Excerpts from a figure dataset:

------------------------------------------------------------------------

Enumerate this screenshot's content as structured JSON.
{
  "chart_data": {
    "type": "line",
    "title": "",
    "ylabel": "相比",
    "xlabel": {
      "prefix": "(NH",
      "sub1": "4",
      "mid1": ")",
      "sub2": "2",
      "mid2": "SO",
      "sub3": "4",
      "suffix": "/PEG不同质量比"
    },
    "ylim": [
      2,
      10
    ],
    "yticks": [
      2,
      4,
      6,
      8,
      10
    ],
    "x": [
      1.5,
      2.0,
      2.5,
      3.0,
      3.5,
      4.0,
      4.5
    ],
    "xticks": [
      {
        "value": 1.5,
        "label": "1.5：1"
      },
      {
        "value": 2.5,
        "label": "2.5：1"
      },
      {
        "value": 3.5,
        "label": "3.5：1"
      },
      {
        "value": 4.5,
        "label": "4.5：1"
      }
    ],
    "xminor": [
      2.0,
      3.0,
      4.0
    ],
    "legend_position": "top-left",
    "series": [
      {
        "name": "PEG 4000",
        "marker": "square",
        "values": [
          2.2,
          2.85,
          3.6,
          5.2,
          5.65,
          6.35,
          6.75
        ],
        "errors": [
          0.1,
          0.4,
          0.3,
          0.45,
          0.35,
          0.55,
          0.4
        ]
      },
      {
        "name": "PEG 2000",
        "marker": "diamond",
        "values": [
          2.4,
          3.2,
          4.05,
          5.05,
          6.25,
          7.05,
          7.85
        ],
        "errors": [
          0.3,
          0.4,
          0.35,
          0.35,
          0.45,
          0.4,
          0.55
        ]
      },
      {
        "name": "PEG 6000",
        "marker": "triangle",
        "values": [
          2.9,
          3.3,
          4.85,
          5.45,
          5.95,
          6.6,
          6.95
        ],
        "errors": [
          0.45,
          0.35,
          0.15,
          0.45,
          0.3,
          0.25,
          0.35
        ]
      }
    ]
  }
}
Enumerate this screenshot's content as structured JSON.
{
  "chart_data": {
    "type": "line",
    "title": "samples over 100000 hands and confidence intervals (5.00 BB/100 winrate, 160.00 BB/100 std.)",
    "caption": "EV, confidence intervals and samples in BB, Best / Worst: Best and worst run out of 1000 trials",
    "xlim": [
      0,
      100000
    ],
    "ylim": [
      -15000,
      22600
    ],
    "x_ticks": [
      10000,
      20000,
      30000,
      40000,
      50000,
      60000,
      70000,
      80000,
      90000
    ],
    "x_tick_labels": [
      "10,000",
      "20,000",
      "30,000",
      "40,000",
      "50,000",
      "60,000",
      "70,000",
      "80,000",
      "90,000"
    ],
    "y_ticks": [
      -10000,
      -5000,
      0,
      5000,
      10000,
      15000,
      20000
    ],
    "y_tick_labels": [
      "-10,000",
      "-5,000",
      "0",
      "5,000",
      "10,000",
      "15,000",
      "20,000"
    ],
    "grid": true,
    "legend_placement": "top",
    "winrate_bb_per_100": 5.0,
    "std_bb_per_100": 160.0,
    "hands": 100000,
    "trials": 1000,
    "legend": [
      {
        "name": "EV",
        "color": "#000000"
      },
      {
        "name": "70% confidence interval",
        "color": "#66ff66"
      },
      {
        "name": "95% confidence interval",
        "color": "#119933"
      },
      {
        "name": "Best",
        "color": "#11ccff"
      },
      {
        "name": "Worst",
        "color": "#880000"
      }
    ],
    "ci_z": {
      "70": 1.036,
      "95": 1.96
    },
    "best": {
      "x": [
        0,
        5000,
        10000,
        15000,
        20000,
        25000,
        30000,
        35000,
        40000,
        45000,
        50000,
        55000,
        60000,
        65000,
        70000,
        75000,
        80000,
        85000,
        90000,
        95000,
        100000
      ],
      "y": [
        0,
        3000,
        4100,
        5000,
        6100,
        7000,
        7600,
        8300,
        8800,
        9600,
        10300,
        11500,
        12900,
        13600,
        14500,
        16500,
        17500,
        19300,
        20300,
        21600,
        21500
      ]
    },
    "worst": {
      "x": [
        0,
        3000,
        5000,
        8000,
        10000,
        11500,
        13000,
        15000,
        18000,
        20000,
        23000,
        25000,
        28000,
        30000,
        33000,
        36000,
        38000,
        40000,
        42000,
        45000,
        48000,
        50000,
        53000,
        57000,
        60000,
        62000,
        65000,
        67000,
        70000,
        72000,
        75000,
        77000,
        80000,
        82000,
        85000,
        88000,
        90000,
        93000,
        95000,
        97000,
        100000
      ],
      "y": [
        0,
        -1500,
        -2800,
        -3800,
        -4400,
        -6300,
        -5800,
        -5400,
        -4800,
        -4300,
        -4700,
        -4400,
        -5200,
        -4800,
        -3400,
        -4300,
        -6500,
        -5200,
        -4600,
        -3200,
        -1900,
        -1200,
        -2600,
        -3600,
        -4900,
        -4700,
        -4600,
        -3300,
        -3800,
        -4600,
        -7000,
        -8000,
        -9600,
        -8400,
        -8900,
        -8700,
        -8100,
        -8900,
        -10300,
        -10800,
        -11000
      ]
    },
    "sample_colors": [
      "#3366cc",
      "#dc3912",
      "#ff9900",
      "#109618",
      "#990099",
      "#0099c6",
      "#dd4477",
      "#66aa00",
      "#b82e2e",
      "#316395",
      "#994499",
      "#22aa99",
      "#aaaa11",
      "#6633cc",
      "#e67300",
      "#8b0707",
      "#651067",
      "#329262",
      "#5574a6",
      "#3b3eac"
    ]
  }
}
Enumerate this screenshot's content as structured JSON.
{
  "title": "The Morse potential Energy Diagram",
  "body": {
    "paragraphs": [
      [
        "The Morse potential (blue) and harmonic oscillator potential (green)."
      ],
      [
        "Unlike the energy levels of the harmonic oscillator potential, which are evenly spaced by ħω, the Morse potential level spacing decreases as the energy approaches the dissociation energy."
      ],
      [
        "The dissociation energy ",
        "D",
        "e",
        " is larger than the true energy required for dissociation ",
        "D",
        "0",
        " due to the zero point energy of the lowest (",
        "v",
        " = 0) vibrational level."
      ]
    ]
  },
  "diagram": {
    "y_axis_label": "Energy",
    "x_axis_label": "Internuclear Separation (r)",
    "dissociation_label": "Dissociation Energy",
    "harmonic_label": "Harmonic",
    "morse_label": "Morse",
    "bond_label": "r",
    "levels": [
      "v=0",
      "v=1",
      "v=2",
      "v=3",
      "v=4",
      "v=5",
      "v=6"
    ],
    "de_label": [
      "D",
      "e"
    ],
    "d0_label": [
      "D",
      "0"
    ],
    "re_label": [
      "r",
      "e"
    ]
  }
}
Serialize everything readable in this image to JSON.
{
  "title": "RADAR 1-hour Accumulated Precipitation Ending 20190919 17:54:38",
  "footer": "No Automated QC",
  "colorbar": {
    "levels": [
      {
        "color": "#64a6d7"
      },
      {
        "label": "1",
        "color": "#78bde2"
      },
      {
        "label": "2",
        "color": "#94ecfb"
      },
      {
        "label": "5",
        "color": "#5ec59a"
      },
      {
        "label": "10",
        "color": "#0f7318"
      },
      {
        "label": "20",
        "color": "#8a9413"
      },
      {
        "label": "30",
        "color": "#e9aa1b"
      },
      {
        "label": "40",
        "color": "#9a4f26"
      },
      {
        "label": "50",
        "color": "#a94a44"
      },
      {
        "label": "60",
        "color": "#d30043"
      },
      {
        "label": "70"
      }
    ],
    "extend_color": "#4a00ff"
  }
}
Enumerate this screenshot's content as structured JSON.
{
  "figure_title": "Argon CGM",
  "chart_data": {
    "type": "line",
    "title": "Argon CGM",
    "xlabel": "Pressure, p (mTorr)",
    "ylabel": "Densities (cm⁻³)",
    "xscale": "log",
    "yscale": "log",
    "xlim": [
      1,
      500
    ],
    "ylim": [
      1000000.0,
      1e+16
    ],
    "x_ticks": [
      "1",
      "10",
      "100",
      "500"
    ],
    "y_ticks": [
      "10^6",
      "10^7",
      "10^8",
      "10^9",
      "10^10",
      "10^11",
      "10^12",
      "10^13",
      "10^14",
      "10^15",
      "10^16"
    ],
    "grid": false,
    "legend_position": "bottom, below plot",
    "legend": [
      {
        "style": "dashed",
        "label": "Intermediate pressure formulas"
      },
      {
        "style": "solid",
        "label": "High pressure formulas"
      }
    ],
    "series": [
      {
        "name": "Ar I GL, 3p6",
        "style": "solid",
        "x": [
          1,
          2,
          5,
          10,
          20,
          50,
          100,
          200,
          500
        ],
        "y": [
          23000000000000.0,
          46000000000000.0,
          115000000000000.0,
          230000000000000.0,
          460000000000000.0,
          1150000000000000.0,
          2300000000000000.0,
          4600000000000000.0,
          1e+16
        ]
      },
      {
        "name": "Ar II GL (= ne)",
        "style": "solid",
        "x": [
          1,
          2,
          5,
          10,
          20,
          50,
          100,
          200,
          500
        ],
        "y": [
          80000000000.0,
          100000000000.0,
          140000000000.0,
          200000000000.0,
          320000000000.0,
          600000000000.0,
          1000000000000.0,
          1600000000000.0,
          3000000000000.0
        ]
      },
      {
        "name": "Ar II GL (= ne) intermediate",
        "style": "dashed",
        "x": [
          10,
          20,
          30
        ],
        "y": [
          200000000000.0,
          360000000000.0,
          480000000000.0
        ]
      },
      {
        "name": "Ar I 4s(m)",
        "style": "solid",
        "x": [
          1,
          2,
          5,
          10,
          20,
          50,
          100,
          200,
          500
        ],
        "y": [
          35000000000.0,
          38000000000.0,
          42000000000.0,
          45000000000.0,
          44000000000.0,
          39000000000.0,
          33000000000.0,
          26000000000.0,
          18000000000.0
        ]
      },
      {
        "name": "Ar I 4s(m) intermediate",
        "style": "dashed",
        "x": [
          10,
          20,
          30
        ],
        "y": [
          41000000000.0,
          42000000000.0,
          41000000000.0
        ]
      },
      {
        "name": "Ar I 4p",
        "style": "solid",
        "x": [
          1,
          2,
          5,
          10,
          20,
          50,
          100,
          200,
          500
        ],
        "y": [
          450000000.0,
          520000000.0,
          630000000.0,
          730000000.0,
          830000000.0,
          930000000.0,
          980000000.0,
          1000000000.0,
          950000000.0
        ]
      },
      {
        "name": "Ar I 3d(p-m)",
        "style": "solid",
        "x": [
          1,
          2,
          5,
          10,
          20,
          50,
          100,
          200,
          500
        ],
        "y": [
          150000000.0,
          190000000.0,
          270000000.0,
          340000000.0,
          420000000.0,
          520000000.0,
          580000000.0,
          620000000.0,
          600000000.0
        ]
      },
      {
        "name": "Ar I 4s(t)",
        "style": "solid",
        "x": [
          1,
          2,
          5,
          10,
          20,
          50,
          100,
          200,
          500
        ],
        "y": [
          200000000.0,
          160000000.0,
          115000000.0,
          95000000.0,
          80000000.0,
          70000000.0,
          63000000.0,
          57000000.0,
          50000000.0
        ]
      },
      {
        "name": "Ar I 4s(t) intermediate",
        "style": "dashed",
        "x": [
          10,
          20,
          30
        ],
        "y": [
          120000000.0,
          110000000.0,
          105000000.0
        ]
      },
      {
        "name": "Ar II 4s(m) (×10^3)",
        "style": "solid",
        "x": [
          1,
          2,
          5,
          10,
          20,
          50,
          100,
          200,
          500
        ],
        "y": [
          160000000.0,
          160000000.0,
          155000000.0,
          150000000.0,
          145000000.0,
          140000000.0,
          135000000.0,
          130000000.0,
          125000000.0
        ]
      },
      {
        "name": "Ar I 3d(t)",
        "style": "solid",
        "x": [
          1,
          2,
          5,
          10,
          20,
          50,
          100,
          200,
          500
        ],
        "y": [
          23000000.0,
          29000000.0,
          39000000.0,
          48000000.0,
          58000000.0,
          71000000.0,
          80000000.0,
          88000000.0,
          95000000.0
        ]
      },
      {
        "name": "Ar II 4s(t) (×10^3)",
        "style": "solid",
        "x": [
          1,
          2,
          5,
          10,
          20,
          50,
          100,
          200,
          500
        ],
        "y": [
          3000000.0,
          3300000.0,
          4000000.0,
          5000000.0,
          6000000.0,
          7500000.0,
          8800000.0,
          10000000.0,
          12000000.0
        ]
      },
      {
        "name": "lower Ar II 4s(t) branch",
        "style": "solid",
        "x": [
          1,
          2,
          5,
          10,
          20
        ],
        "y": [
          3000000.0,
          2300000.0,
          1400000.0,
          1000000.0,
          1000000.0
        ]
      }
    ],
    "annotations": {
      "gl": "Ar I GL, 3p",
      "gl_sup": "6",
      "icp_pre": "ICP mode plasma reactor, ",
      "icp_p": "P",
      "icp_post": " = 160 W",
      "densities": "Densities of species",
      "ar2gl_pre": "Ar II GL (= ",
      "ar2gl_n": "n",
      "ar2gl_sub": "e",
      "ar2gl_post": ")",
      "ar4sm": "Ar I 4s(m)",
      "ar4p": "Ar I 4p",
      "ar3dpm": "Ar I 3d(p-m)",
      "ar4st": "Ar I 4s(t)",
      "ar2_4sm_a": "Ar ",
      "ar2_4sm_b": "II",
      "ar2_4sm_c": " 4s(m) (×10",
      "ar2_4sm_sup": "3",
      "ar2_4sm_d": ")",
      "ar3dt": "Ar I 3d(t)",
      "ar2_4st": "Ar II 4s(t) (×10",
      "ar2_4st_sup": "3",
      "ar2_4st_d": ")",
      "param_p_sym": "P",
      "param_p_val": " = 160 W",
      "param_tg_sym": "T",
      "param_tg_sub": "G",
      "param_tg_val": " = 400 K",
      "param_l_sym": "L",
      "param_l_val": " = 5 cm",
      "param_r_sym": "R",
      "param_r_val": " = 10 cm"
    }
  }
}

------------------------------------------------------------------------

TASK DETAILS:
Search the entries for the string "trials" and collect each line that has it.

RESULT FOR THIS TASK:
    "caption": "EV, confidence intervals and samples in BB, Best / Worst: Best and worst run out of 1000 trials",
    "trials": 1000,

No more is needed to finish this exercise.